* **ENTRIES PROVIDED**:
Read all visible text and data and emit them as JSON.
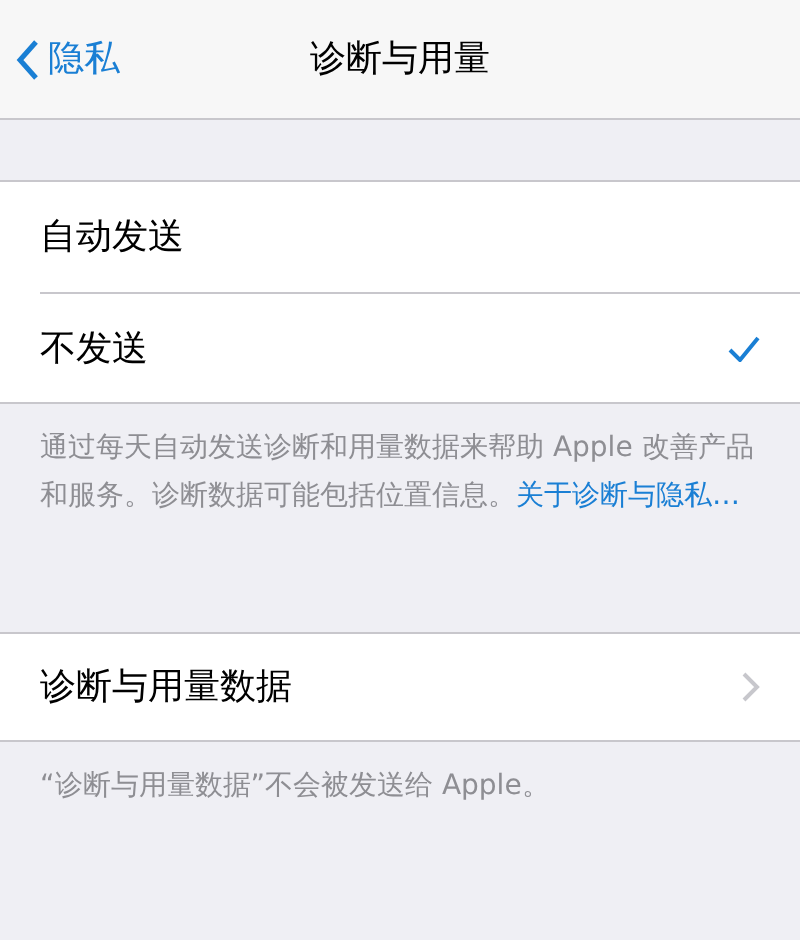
{
  "nav": {
    "back": "隐私",
    "title": "诊断与用量"
  },
  "options": [
    {
      "label": "自动发送",
      "selected": false
    },
    {
      "label": "不发送",
      "selected": true
    }
  ],
  "options_footer": {
    "text": "通过每天自动发送诊断和用量数据来帮助 Apple 改善产品和服务。诊断数据可能包括位置信息。",
    "link": "关于诊断与隐私…"
  },
  "data_row": {
    "label": "诊断与用量数据"
  },
  "data_footer": "“诊断与用量数据”不会被发送给 Apple。"
}
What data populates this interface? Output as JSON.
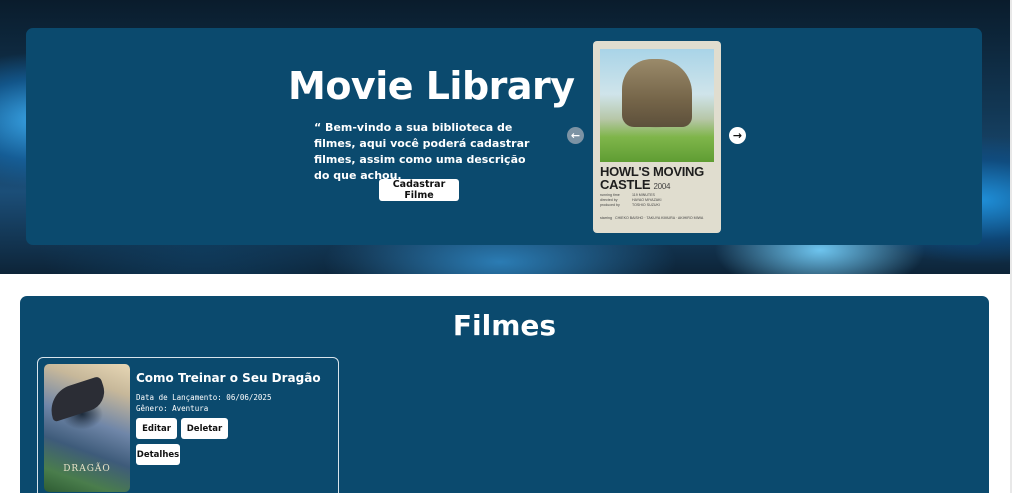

* **DIRECTION**: Repeat the records above exactly, leaving out any pictures they contain.

* **TASK SOLUTION**:
Read all visible text and data and emit them as JSON.
{
  "nav": {
    "back": "隐私",
    "title": "诊断与用量"
  },
  "options": [
    {
      "label": "自动发送",
      "selected": false
    },
    {
      "label": "不发送",
      "selected": true
    }
  ],
  "options_footer": {
    "text": "通过每天自动发送诊断和用量数据来帮助 Apple 改善产品和服务。诊断数据可能包括位置信息。",
    "link": "关于诊断与隐私…"
  },
  "data_row": {
    "label": "诊断与用量数据"
  },
  "data_footer": "“诊断与用量数据”不会被发送给 Apple。"
}
What data populates this interface? Output as JSON.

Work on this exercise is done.